**GIVEN RECORDS**
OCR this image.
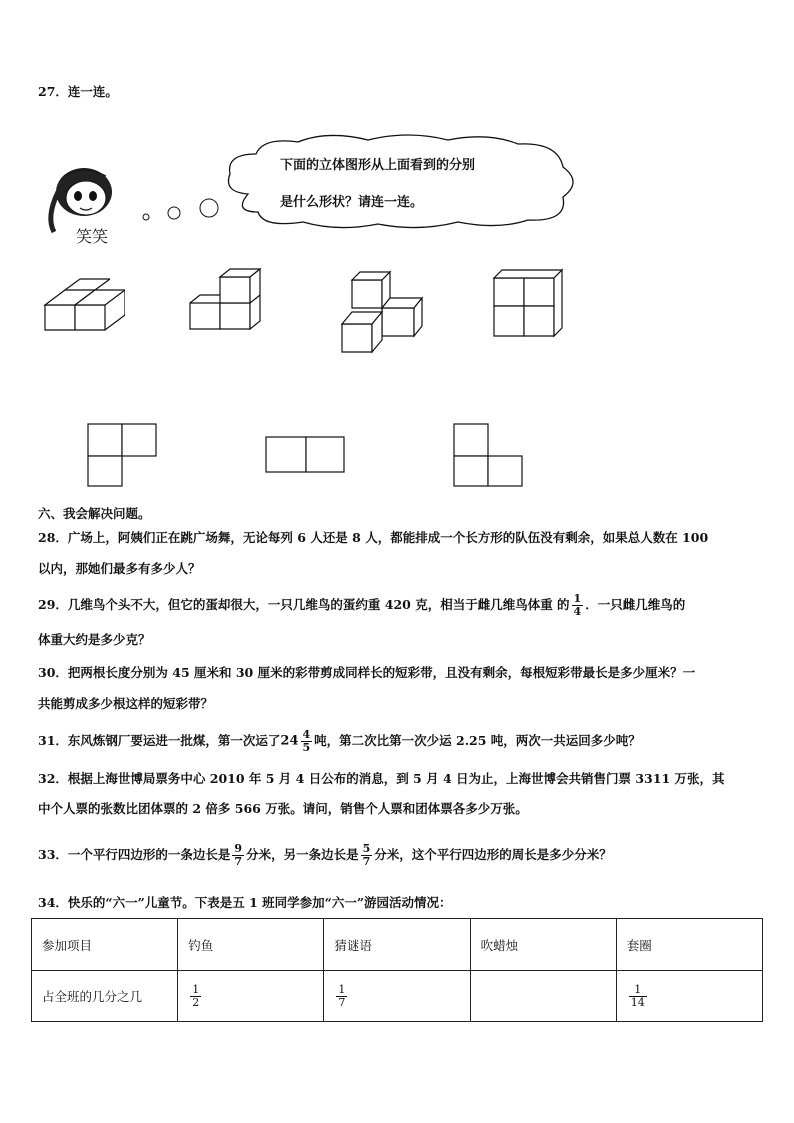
27．连一连。
笑笑
下面的立体图形从上面看到的分别
是什么形状？请连一连。
六、我会解决问题。
28．广场上，阿姨们正在跳广场舞，无论每列 6 人还是 8 人，都能排成一个长方形的队伍没有剩余，如果总人数在 100
以内，那她们最多有多少人？
29．几维鸟个头不大，但它的蛋却很大，一只几维鸟的蛋约重 420 克，相当于雌几维鸟体重 的 $\frac{1}{4}$ ．一只雌几维鸟的
体重大约是多少克？
30．把两根长度分别为 45 厘米和 30 厘米的彩带剪成同样长的短彩带，且没有剩余，每根短彩带最长是多少厘米？一
共能剪成多少根这样的短彩带？
31．东风炼钢厂要运进一批煤，第一次运了$24 \frac{4}{5}$ 吨，第二次比第一次少运 2.25 吨，两次一共运回多少吨？
32．根据上海世博局票务中心 2010 年 5 月 4 日公布的消息，到 5 月 4 日为止，上海世博会共销售门票 3311 万张，其
中个人票的张数比团体票的 2 倍多 566 万张。请问，销售个人票和团体票各多少万张。
33．一个平行四边形的一条边长是 $\frac{9}{7}$ 分米，另一条边长是 $\frac{5}{7}$ 分米，这个平行四边形的周长是多少分米？
34．快乐的“六一”儿童节。下表是五 1 班同学参加“六一”游园活动情况：
参加项目	钓鱼	猜谜语	吹蜡烛	套圈
占全班的几分之几	$\frac{1}{2}$	$\frac{1}{7}$		$\frac{1}{14}$
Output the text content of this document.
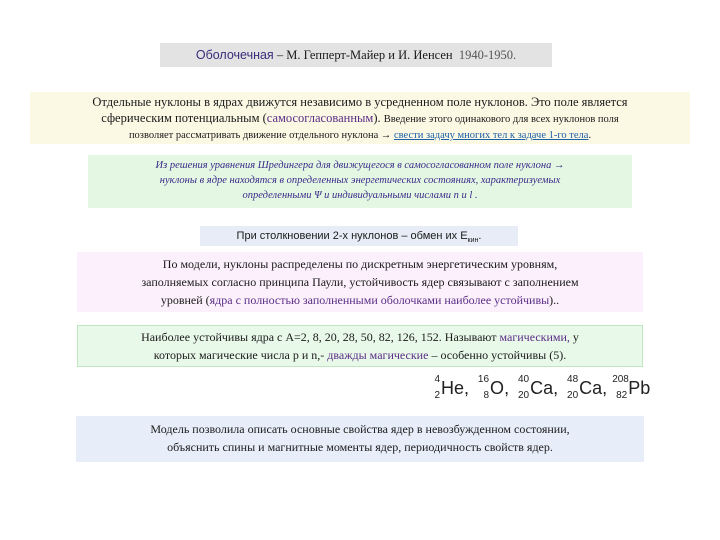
Оболочечная – М. Гепперт-Майер и И. Иенсен 1940-1950.
Отдельные нуклоны в ядрах движутся независимо в усредненном поле нуклонов. Это поле является
сферическим потенциальным (самосогласованным). Введение этого одинакового для всех нуклонов поля
позволяет рассматривать движение отдельного нуклона → свести задачу многих тел к задаче 1-го тела.
Из решения уравнения Шредингера для движущегося в самосогласованном поле нуклона →
нуклоны в ядре находятся в определенных энергетических состояниях, характеризуемых
определенными Ψ и индивидуальными числами n и l .
При столкновении 2-х нуклонов – обмен их $E_{кин}$.
По модели, нуклоны распределены по дискретным энергетическим уровням,
заполняемых согласно принципа Паули, устойчивость ядер связывают с заполнением
уровней (ядра с полностью заполненными оболочками наиболее устойчивы)..
Наиболее устойчивы ядра с A=2, 8, 20, 28, 50, 82, 126, 152. Называют магическими, у
которых магические числа p и n,- дважды магические – особенно устойчивы (5).
4
2 He, 16
8 O, 40
20 Ca, 48
20 Ca, 208
82 Pb
Модель позволила описать основные свойства ядер в невозбужденном состоянии,
объяснить спины и магнитные моменты ядер, периодичность свойств ядер.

**WORK INSTRUCTIONS**
Every record must be copied exactly, with the pictures left out.

**FULL OUTPUT**
OCR this image.
27．连一连。
笑笑
下面的立体图形从上面看到的分别
是什么形状？请连一连。
六、我会解决问题。
28．广场上，阿姨们正在跳广场舞，无论每列 6 人还是 8 人，都能排成一个长方形的队伍没有剩余，如果总人数在 100
以内，那她们最多有多少人？
29．几维鸟个头不大，但它的蛋却很大，一只几维鸟的蛋约重 420 克，相当于雌几维鸟体重 的 $\frac{1}{4}$ ．一只雌几维鸟的
体重大约是多少克？
30．把两根长度分别为 45 厘米和 30 厘米的彩带剪成同样长的短彩带，且没有剩余，每根短彩带最长是多少厘米？一
共能剪成多少根这样的短彩带？
31．东风炼钢厂要运进一批煤，第一次运了$24 \frac{4}{5}$ 吨，第二次比第一次少运 2.25 吨，两次一共运回多少吨？
32．根据上海世博局票务中心 2010 年 5 月 4 日公布的消息，到 5 月 4 日为止，上海世博会共销售门票 3311 万张，其
中个人票的张数比团体票的 2 倍多 566 万张。请问，销售个人票和团体票各多少万张。
33．一个平行四边形的一条边长是 $\frac{9}{7}$ 分米，另一条边长是 $\frac{5}{7}$ 分米，这个平行四边形的周长是多少分米？
34．快乐的“六一”儿童节。下表是五 1 班同学参加“六一”游园活动情况：
参加项目	钓鱼	猜谜语	吹蜡烛	套圈
占全班的几分之几	$\frac{1}{2}$	$\frac{1}{7}$		$\frac{1}{14}$
Output the text content of this document.
Оболочечная – М. Гепперт-Майер и И. Иенсен 1940-1950.
Отдельные нуклоны в ядрах движутся независимо в усредненном поле нуклонов. Это поле является
сферическим потенциальным (самосогласованным). Введение этого одинакового для всех нуклонов поля
позволяет рассматривать движение отдельного нуклона → свести задачу многих тел к задаче 1-го тела.
Из решения уравнения Шредингера для движущегося в самосогласованном поле нуклона →
нуклоны в ядре находятся в определенных энергетических состояниях, характеризуемых
определенными Ψ и индивидуальными числами n и l .
При столкновении 2-х нуклонов – обмен их $E_{кин}$.
По модели, нуклоны распределены по дискретным энергетическим уровням,
заполняемых согласно принципа Паули, устойчивость ядер связывают с заполнением
уровней (ядра с полностью заполненными оболочками наиболее устойчивы)..
Наиболее устойчивы ядра с A=2, 8, 20, 28, 50, 82, 126, 152. Называют магическими, у
которых магические числа p и n,- дважды магические – особенно устойчивы (5).
4
2 He, 16
8 O, 40
20 Ca, 48
20 Ca, 208
82 Pb
Модель позволила описать основные свойства ядер в невозбужденном состоянии,
объяснить спины и магнитные моменты ядер, периодичность свойств ядер.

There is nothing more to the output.